List of tasks:
A. In the article on the Renaissance Services bond offering, how much did Renaissance shares rise on the Muscat bourse following the announcement?
B. Reproduce the article on the Renaissance Services bond offering verbatim, everything from "Approval for the" down to "at a discount.".

Document extract:

---

Approval for the bond will be sought at a shareholder meeting on March 25

Oman's Renaissance Services said on Tuesday it will ask shareholders to approve plans for a 40m rials ($103.9 million) offering of zero coupon convertible bonds.

The approval will be sought at a shareholder meeting on March 25, the oil services firm said in a filing to the Muscat Securities Market.

Zero coupon convertible bonds are instruments which can be converted into ordinary stock in a company but while maturing at a par value are originally sold at a discount.

"Even though the capital raising plan is slightly below the 50 million rials plan disclosed during December 2011, we still see this as a positive and it gives us greater confidence that the company will undertake its capex expansion plans as expected," EFG Hermes said in a note.

"Furthermore, the successful issue of the planned convertible bonds would help improve investor confidence."

The company said in December it would raise new capital worth up to 50m rials through the sale of a quasi-equity instrument to fund expansion. Bank Muscat was advising on the offering, it added.

Renaissance posted a 93 percent drop in annual profit for 2011 earlier this month after taking a writedown at its Topaz Marine and Engineering subsidiary and as operating expenses rose.

In August, Renaissance said it had uncovered financial misconduct and fraud at Topaz, having pulled the unit's London initial public offering in March, citing valuation concerns and growing regional unrest.

Renaissance shares rose 4.5 percent on the Muscat bourse Tuesday following the announcement.

---

Data:

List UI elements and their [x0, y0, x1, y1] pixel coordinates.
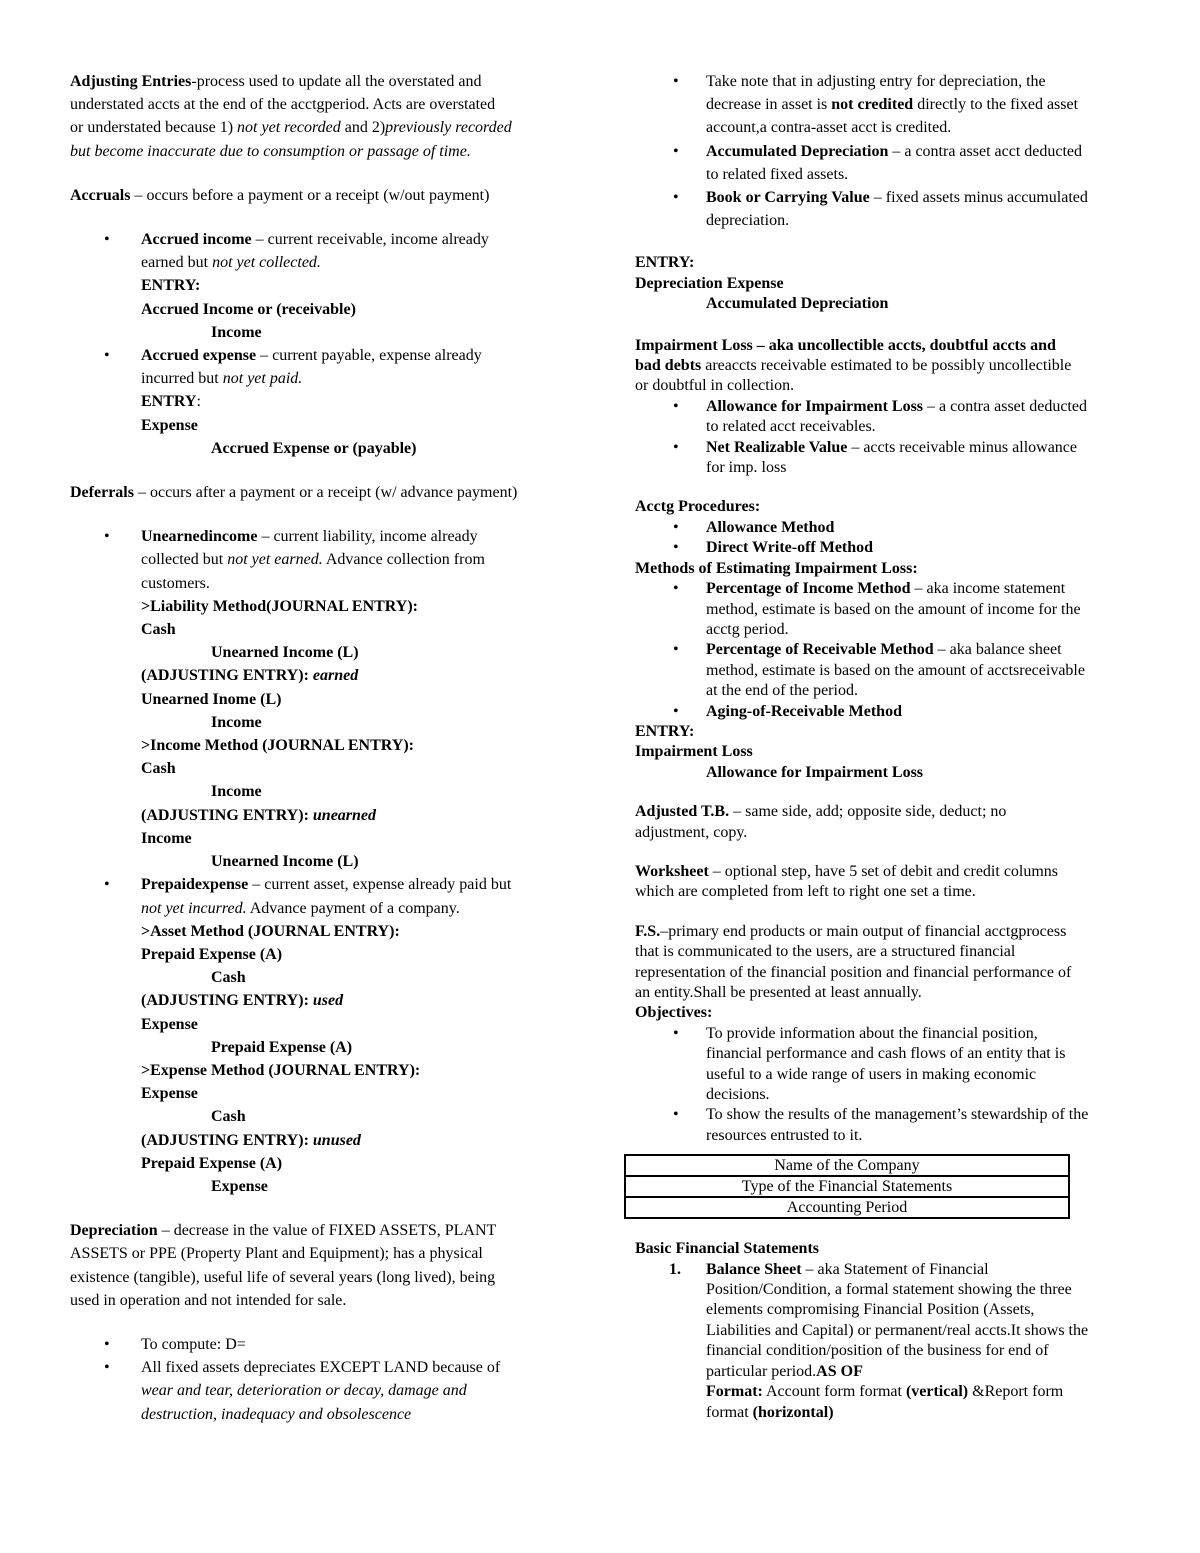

---

The replies:
A. They rose 4.5 percent.

B.
Approval for the bond will be sought at a shareholder meeting on March 25

Oman's Renaissance Services said on Tuesday it will ask shareholders to approve plans for a 40m rials ($103.9 million) offering of zero coupon convertible bonds.

The approval will be sought at a shareholder meeting on March 25, the oil services firm said in a filing to the Muscat Securities Market.

Zero coupon convertible bonds are instruments which can be converted into ordinary stock in a company but while maturing at a par value are originally sold at a discount.